Work required → Look below. Copy each line that has "this" in it.

[Stored items from a collection]
[start]

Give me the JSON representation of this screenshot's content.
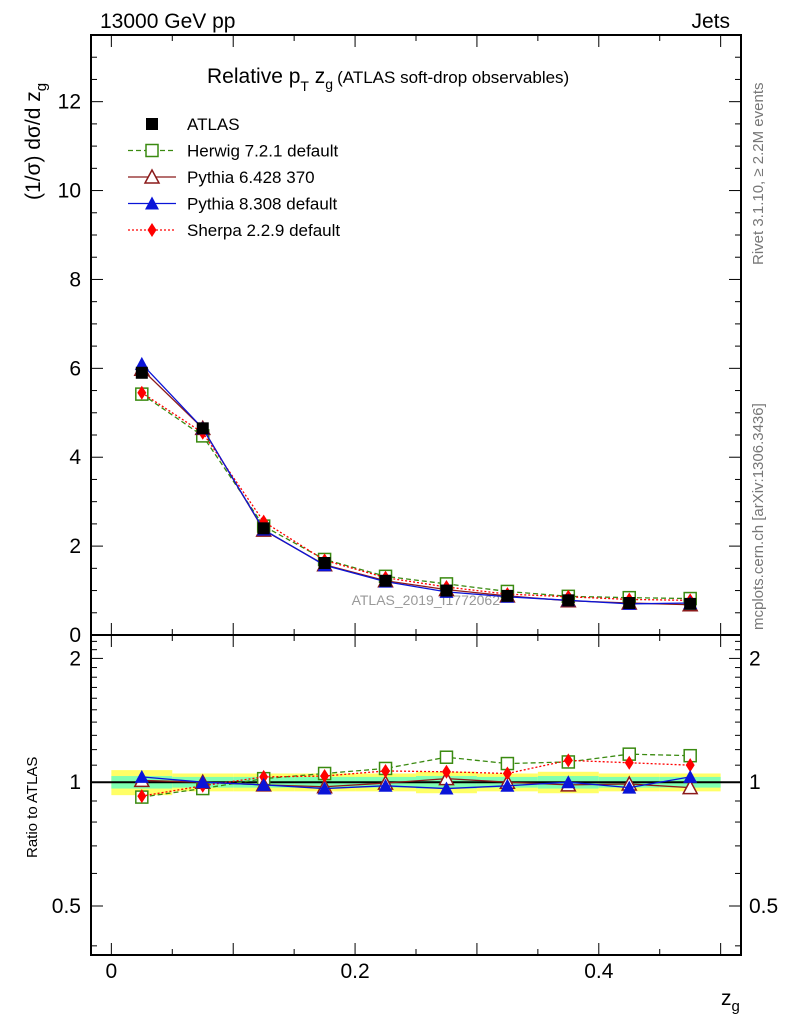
{
  "header": {
    "left": "13000 GeV pp",
    "right": "Jets"
  },
  "title": {
    "main": "Relative p",
    "sub_T": "T",
    "mid": " z",
    "sub_g": "g",
    "paren": "(ATLAS soft-drop observables)"
  },
  "side_text": {
    "rivet": "Rivet 3.1.10, ≥ 2.2M events",
    "mcplots": "mcplots.cern.ch [arXiv:1306.3436]"
  },
  "watermark": "ATLAS_2019_I1772062",
  "axes": {
    "ylabel_main": "(1/σ) dσ/d z",
    "ylabel_main_sub": "g",
    "ylabel_ratio": "Ratio to ATLAS",
    "xlabel": "z",
    "xlabel_sub": "g"
  },
  "colors": {
    "atlas": "#000000",
    "herwig": "#3a8a10",
    "pythia6": "#8b1a1a",
    "pythia8": "#0a14d8",
    "sherpa": "#ff0000",
    "band_inner": "#7fffb2",
    "band_outer": "#ffff66"
  },
  "chart_data": [
    {
      "type": "line",
      "panel": "main",
      "xlim": [
        -0.0167,
        0.5167
      ],
      "ylim": [
        0,
        13.5
      ],
      "x": [
        0.025,
        0.075,
        0.125,
        0.175,
        0.225,
        0.275,
        0.325,
        0.375,
        0.425,
        0.475
      ],
      "xticks": [
        0,
        0.2,
        0.4
      ],
      "xtick_labels": [
        "0",
        "0.2",
        "0.4"
      ],
      "yticks": [
        0,
        2,
        4,
        6,
        8,
        10,
        12
      ],
      "ytick_labels": [
        "0",
        "2",
        "4",
        "6",
        "8",
        "10",
        "12"
      ],
      "series": [
        {
          "name": "ATLAS",
          "key": "atlas",
          "values": [
            5.9,
            4.65,
            2.4,
            1.62,
            1.22,
            1.0,
            0.88,
            0.78,
            0.72,
            0.7
          ]
        },
        {
          "name": "Herwig 7.2.1 default",
          "key": "herwig",
          "values": [
            5.42,
            4.48,
            2.45,
            1.7,
            1.32,
            1.15,
            0.98,
            0.87,
            0.84,
            0.82
          ]
        },
        {
          "name": "Pythia 6.428 370",
          "key": "pythia6",
          "values": [
            5.98,
            4.65,
            2.36,
            1.58,
            1.22,
            1.02,
            0.88,
            0.77,
            0.72,
            0.68
          ]
        },
        {
          "name": "Pythia 8.308 default",
          "key": "pythia8",
          "values": [
            6.1,
            4.65,
            2.37,
            1.57,
            1.2,
            0.97,
            0.86,
            0.78,
            0.7,
            0.72
          ]
        },
        {
          "name": "Sherpa 2.2.9 default",
          "key": "sherpa",
          "values": [
            5.45,
            4.55,
            2.55,
            1.68,
            1.29,
            1.08,
            0.92,
            0.86,
            0.8,
            0.78
          ]
        }
      ],
      "legend": "top-left"
    },
    {
      "type": "line",
      "panel": "ratio",
      "xlim": [
        -0.0167,
        0.5167
      ],
      "ylim": [
        0.38,
        2.28
      ],
      "x": [
        0.025,
        0.075,
        0.125,
        0.175,
        0.225,
        0.275,
        0.325,
        0.375,
        0.425,
        0.475
      ],
      "yticks": [
        0.5,
        1,
        2
      ],
      "ytick_labels": [
        "0.5",
        "1",
        "2"
      ],
      "band_inner": [
        0.035,
        0.03,
        0.03,
        0.03,
        0.03,
        0.035,
        0.03,
        0.035,
        0.03,
        0.03
      ],
      "band_outer": [
        0.07,
        0.05,
        0.05,
        0.05,
        0.05,
        0.06,
        0.05,
        0.06,
        0.05,
        0.05
      ],
      "series": [
        {
          "name": "Herwig 7.2.1 default",
          "key": "herwig",
          "values": [
            0.92,
            0.965,
            1.02,
            1.05,
            1.08,
            1.15,
            1.11,
            1.12,
            1.17,
            1.16
          ]
        },
        {
          "name": "Pythia 6.428 370",
          "key": "pythia6",
          "values": [
            1.01,
            1.0,
            0.985,
            0.975,
            0.995,
            1.02,
            1.0,
            0.985,
            0.99,
            0.97
          ]
        },
        {
          "name": "Pythia 8.308 default",
          "key": "pythia8",
          "values": [
            1.03,
            1.0,
            0.985,
            0.965,
            0.98,
            0.965,
            0.98,
            1.0,
            0.97,
            1.03
          ]
        },
        {
          "name": "Sherpa 2.2.9 default",
          "key": "sherpa",
          "values": [
            0.925,
            0.98,
            1.03,
            1.035,
            1.065,
            1.06,
            1.05,
            1.13,
            1.115,
            1.1
          ]
        }
      ]
    }
  ]
}
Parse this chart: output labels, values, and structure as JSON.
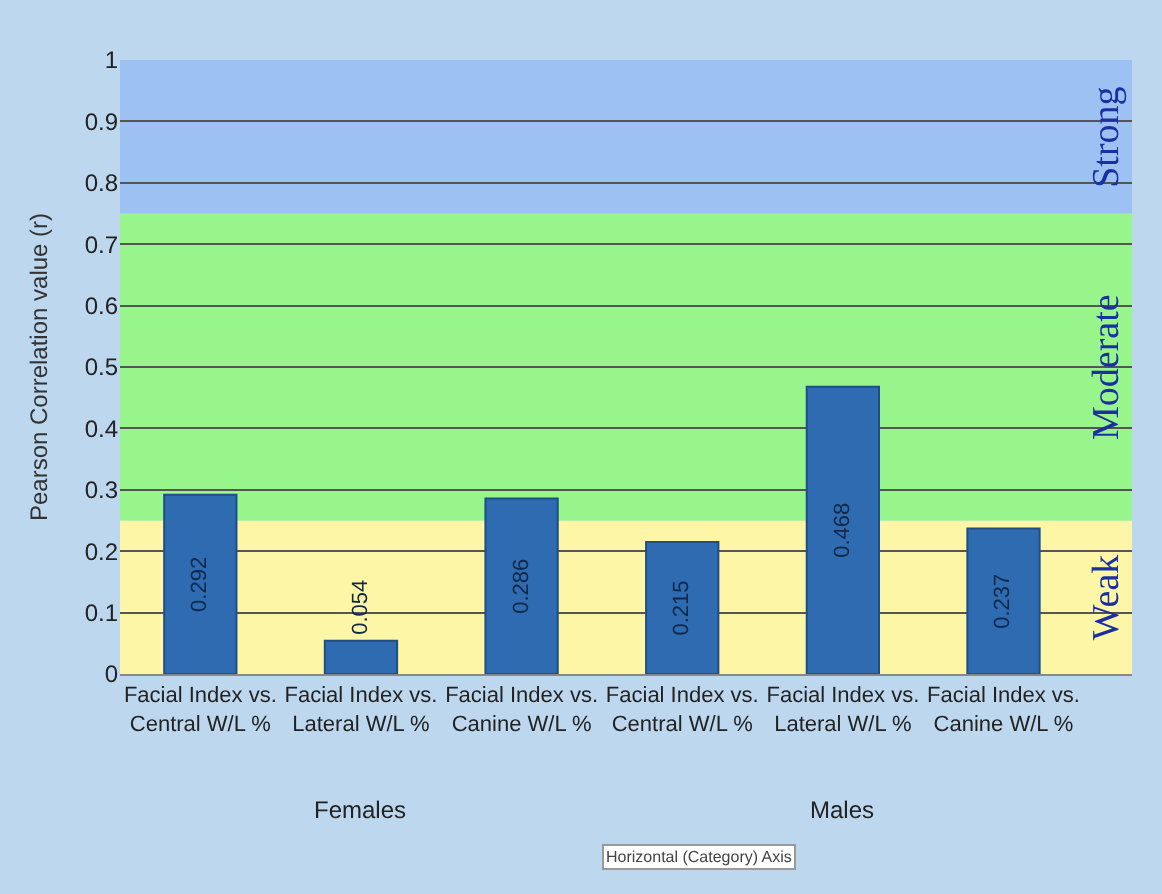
{
  "chart_data": {
    "type": "bar",
    "ylabel": "Pearson Correlation value (r)",
    "categories": [
      "Facial Index vs. Central W/L %",
      "Facial Index vs. Lateral W/L %",
      "Facial Index vs. Canine W/L %",
      "Facial Index vs. Central W/L %",
      "Facial Index vs. Lateral W/L %",
      "Facial Index vs. Canine W/L %"
    ],
    "values": [
      0.292,
      0.054,
      0.286,
      0.215,
      0.468,
      0.237
    ],
    "color": "#2e6bb0",
    "data_labels": true,
    "ylim": [
      0,
      1
    ],
    "yticks": [
      0,
      0.1,
      0.2,
      0.3,
      0.4,
      0.5,
      0.6,
      0.7,
      0.8,
      0.9,
      1
    ],
    "grid": "y",
    "bands": [
      {
        "axis": "y",
        "from": 0,
        "to": 0.25,
        "label": "Weak",
        "color": "#fdf6a6"
      },
      {
        "axis": "y",
        "from": 0.25,
        "to": 0.75,
        "label": "Moderate",
        "color": "#98f58c"
      },
      {
        "axis": "y",
        "from": 0.75,
        "to": 1,
        "label": "Strong",
        "color": "#9ec1f4"
      }
    ],
    "annotations": [
      "Females",
      "Males",
      "Horizontal (Category) Axis"
    ]
  }
}
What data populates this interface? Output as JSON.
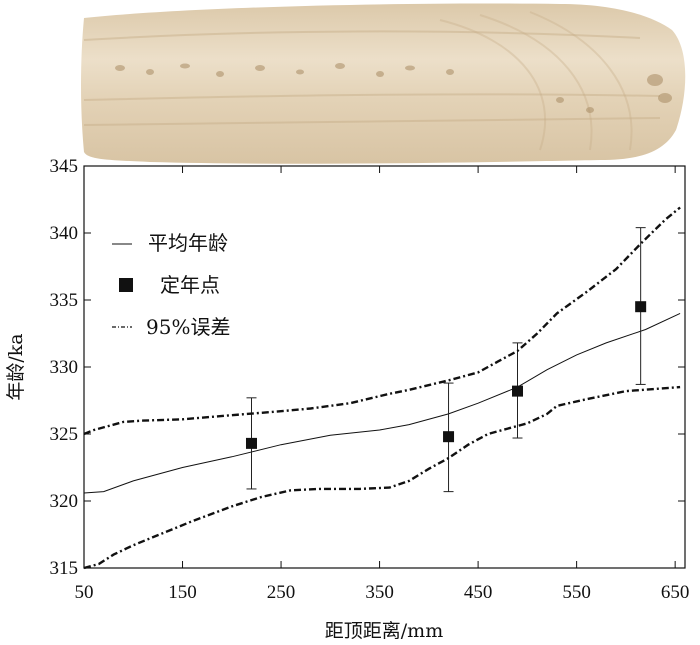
{
  "chart_data": {
    "type": "line",
    "xlabel": "距顶距离/mm",
    "ylabel": "年龄/ka",
    "xlim": [
      50,
      660
    ],
    "ylim": [
      315,
      345
    ],
    "x_ticks": [
      50,
      150,
      250,
      350,
      450,
      550,
      650
    ],
    "y_ticks": [
      315,
      320,
      325,
      330,
      335,
      340,
      345
    ],
    "grid": false,
    "legend_position": "top-left",
    "legend": [
      "平均年龄",
      "定年点",
      "95%误差"
    ],
    "series": [
      {
        "name": "平均年龄",
        "style": "solid-thin",
        "x": [
          50,
          70,
          100,
          150,
          200,
          250,
          300,
          350,
          380,
          420,
          450,
          490,
          520,
          550,
          580,
          620,
          655
        ],
        "y": [
          320.6,
          320.7,
          321.5,
          322.5,
          323.3,
          324.2,
          324.9,
          325.3,
          325.7,
          326.5,
          327.3,
          328.5,
          329.8,
          330.9,
          331.8,
          332.8,
          334.0
        ]
      },
      {
        "name": "定年点",
        "style": "square-marker-with-error-bars",
        "x": [
          220,
          420,
          490,
          615
        ],
        "y": [
          324.3,
          324.8,
          328.2,
          334.5
        ],
        "error_low": [
          320.9,
          320.7,
          324.7,
          328.7
        ],
        "error_high": [
          327.7,
          328.8,
          331.8,
          340.4
        ]
      },
      {
        "name": "95%误差",
        "style": "dashed-upper",
        "x": [
          50,
          60,
          75,
          90,
          110,
          150,
          200,
          250,
          280,
          320,
          360,
          380,
          420,
          450,
          470,
          490,
          510,
          530,
          560,
          590,
          615,
          640,
          655
        ],
        "y": [
          325.0,
          325.3,
          325.6,
          325.9,
          326.0,
          326.1,
          326.4,
          326.7,
          326.9,
          327.3,
          328.0,
          328.3,
          329.0,
          329.6,
          330.4,
          331.2,
          332.5,
          334.0,
          335.6,
          337.3,
          339.2,
          341.0,
          341.9
        ]
      },
      {
        "name": "95%误差",
        "style": "dashed-lower",
        "x": [
          50,
          65,
          80,
          100,
          130,
          160,
          200,
          230,
          260,
          290,
          330,
          360,
          380,
          400,
          420,
          440,
          460,
          480,
          500,
          520,
          530,
          560,
          600,
          655
        ],
        "y": [
          315.0,
          315.3,
          316.0,
          316.7,
          317.6,
          318.5,
          319.6,
          320.3,
          320.8,
          320.9,
          320.9,
          321.0,
          321.5,
          322.4,
          323.2,
          324.2,
          325.0,
          325.4,
          325.8,
          326.5,
          327.1,
          327.6,
          328.2,
          328.5
        ]
      }
    ]
  },
  "colors": {
    "ink": "#111111",
    "photo_base": "#e6d6bc"
  }
}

[end]

Full output →
Give me the JSON representation of this screenshot's content.
Parse this chart: output labels, values, and structure as JSON.
What data populates this interface? Output as JSON.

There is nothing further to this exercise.